##### DOCUMENT EXTRACT

There is no doubt that today, copying has largely disappeared from the museum—even if, occasionally, one will find an artist or a group of art students in a museum gallery copying a famous canvas and even if postcard copies of works will be on sale in the museum gift shop. This may have to be tied to the disappearance not so much of the practice of copying but the practice of drawing, partly as a consequence of how art has developed. It does not make a whole lot of sense to take a group of art students to the museum and ask them to copy a Jackson Pollock.[13] Overall though, Han seems correct in his analysis that copying, in the Western art world, has accrued a bad rap and is associated with plagiarism and forgery. The museum is not nearly as open to the copy and to copying as it seems to have been in the late eighteenth century—the institutionalization of artists like Andy Warhol, who turned the copy into a part of their practice, notwithstanding. In this light, “the use of the photocopier as a creative tool” as it was explored in the “Experiments in Electrostatics” exhibition at the Whitney Museum in New York can partly be read as a reaction against these developments.[14] That is so even if this exhibition deals with mechanical reproduction rather than craft-based copying. It is not insignificant, given Stiegler’s argument, that this exhibition stopped “at the dawn of the digital era in the 1980s.” By and large, however, there appears to have been a progressive institutionalization of art as Art—art with a capital A—that is original and authentic, separate from the “bad” copy (small, very small c). Another indication of this process might be that if copying is still allowed in the museum today, only dry mediums are allowed. Presumably wet paint is banned because of the risk of interference with the original.[15]
Strangely, this progression seems to have been set in motion precisely at a time when, as Stiegler in another lecture on aesthetics lays bare, commoners struggled to be recognized as art amateurs against “the practice of the Amateur [amateur with capital A], embodied by persons of noble rank, supposedly endowed with what the ancien régime called the ‘natural taste’ proper to ‘persons of rank.’”[16] As Stiegler puts it in more political terms, it is “monarchical taste” that is being targeted here, and being democratized from the king and the nobility—only those of rank can have taste—to the commoners. A commoner too could copy, and it is because of one’s copying skill that one becomes an art amateur—not just because of one’s rank.
Perhaps then the three developments need to be read together, in the sense that (1) the democratic birth of the amateur (small a) and (2) their simultaneous proletarianization lead to (3) a kind of monarchization of Art (capital A), because with the proletarianization of the amateur, copying disappeared from the museum, and monarchical Art was instituted. What looked like a democratic moment on the side of the spectator was actually a profoundly undemocratic moment on the side of art and the art institution, as marked by the disappearance of the copy. Adam Bosse’s Leviathan, the frontispiece of Thomas Hobbes’s celebrated work on sovereignty, can thus come to stand in for the work of Art at large. It is those traces of (1) the democratization of the art amateur plus (2) their proletarianization and (3) the monarchization of Art that one confronts in a discussion of aesthetic exceptionalism.

##########
##### SUPPLIED INFORMATION

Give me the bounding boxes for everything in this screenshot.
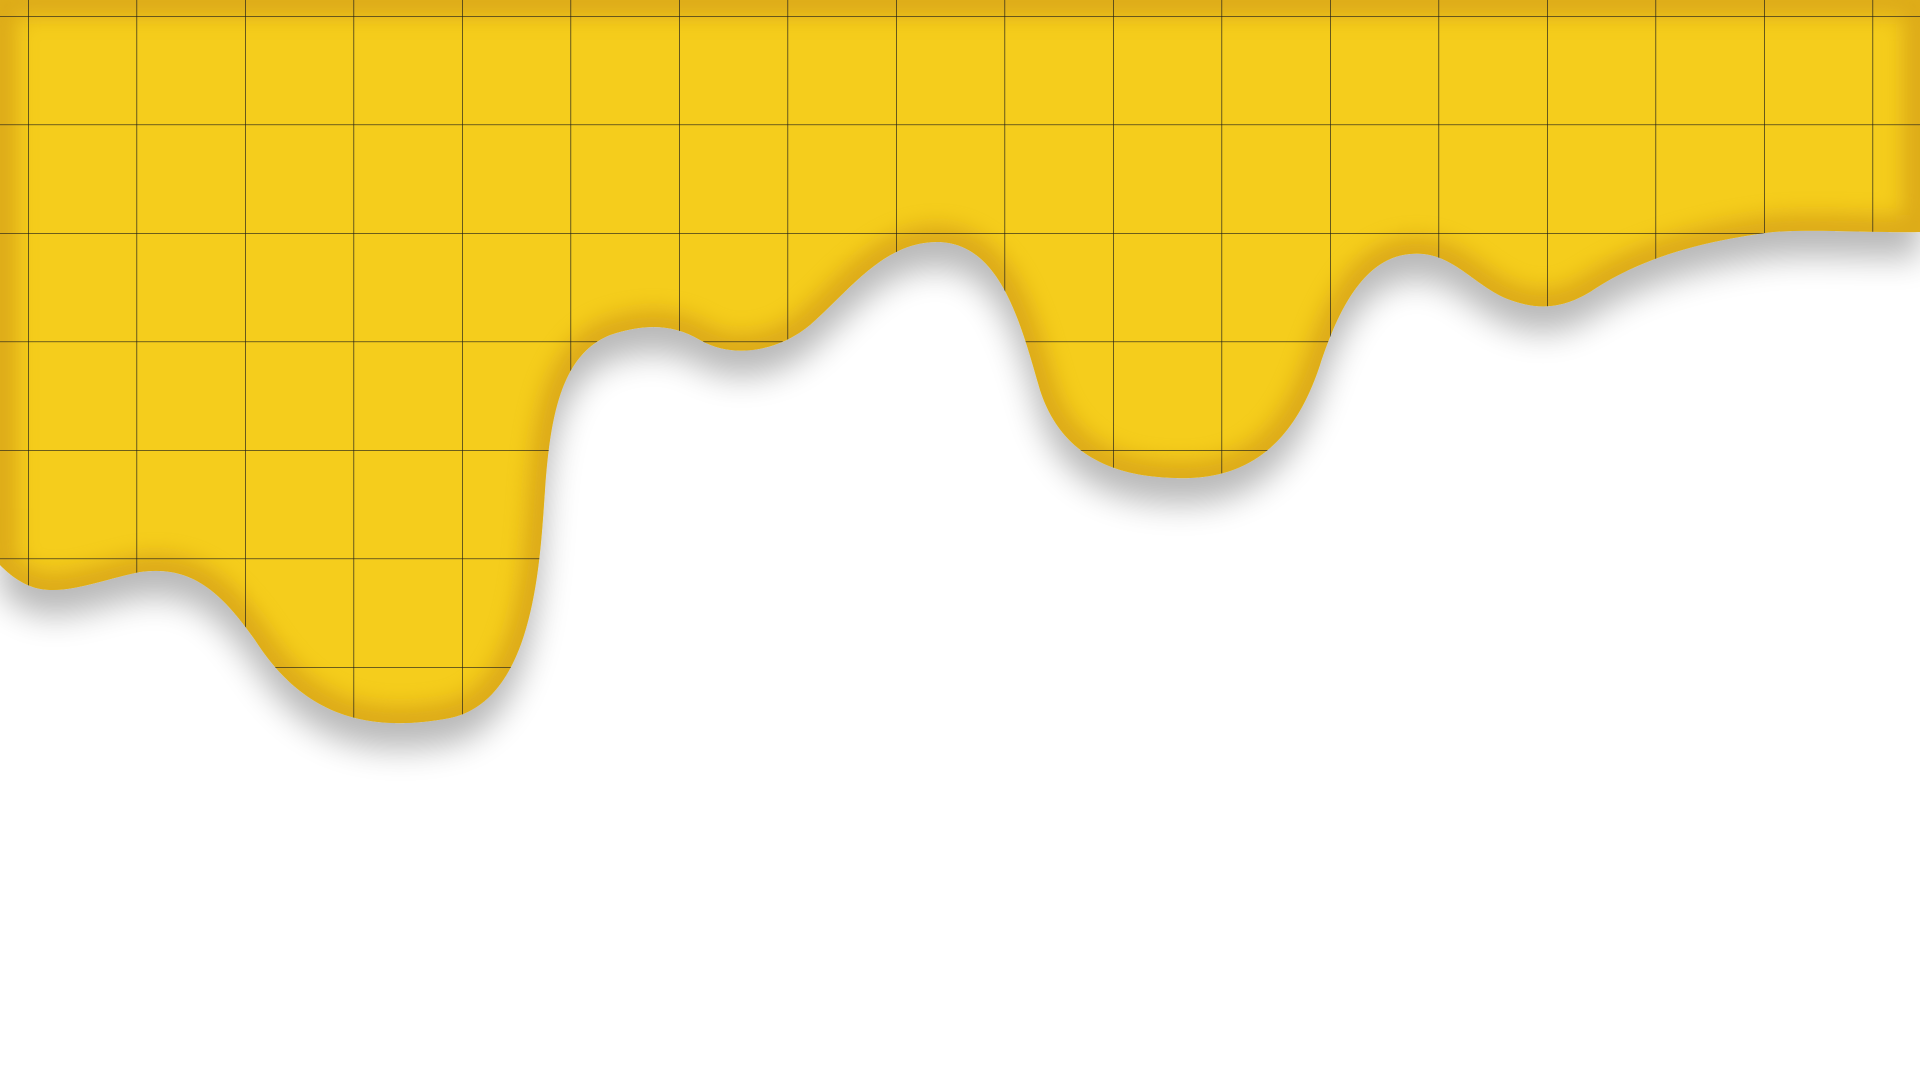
grid-overlay (0, 0, 1920, 724)
yellow-grid-drip-graphic (0, 0, 1920, 724)
background-canvas (0, 0, 1920, 724)
drip-edge-shading (0, 0, 1920, 724)
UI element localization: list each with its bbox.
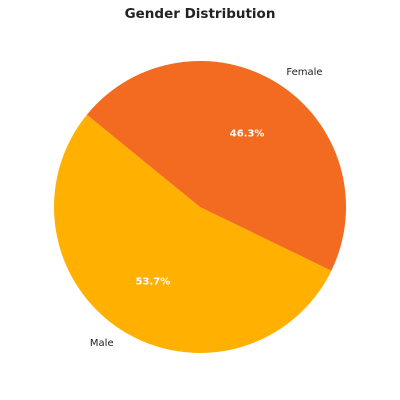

##########

● **WORK INSTRUCTIONS**:
**1.** In the passage on copying in the museum, which mediums may be used for copying in a museum today?
**2.** Carry the passage on copying in the museum forward from its final sentence.

● **ANSWERS PER TASK**:
**1.** Only dry mediums are allowed.

**2.**
I want to consider in this context an exhibition by Alex Robbins titled “Complements,” which was up at the Monte Vista Projects artist-run space in Los Angeles in Spring 2018. Before moving to Los Angeles a few years prior, Robbins was based in London, where he showed sculptural work. At Monte Vista, Robbins showed six paintings that would probably strike connaisseurs of art history as familiar: indeed, the statement accompanying the show reveals that the paintings are elaborately crafted copies, mostly at different scales and most importantly in inverse colors of celebrated works by the early modernists Christian Rohlfs, Pierre August Renoir, Walter Sickert,[17] as well as Willem de Kooning. The show also includes a copy, at a different scale but in noninverted colors, of John Singer Sargent’s Mrs. Carl Meyer and Her Children.
Robbins had shown other such inverted paintings before, as part of two solo exhibitions: “Sculptures and Compliments” (at Tyler Wood Gallery in San Francisco) and “Hysteron Proteron” (at Commonwealth and Council in Los Angeles). One can get a sense of the effect of Robbins’s inversions by considering a painting not included at Monte Vista, Pierre Bonnard’s Nu rose à la baignoire: if the original bathes in pink, here blue becomes the dominant color.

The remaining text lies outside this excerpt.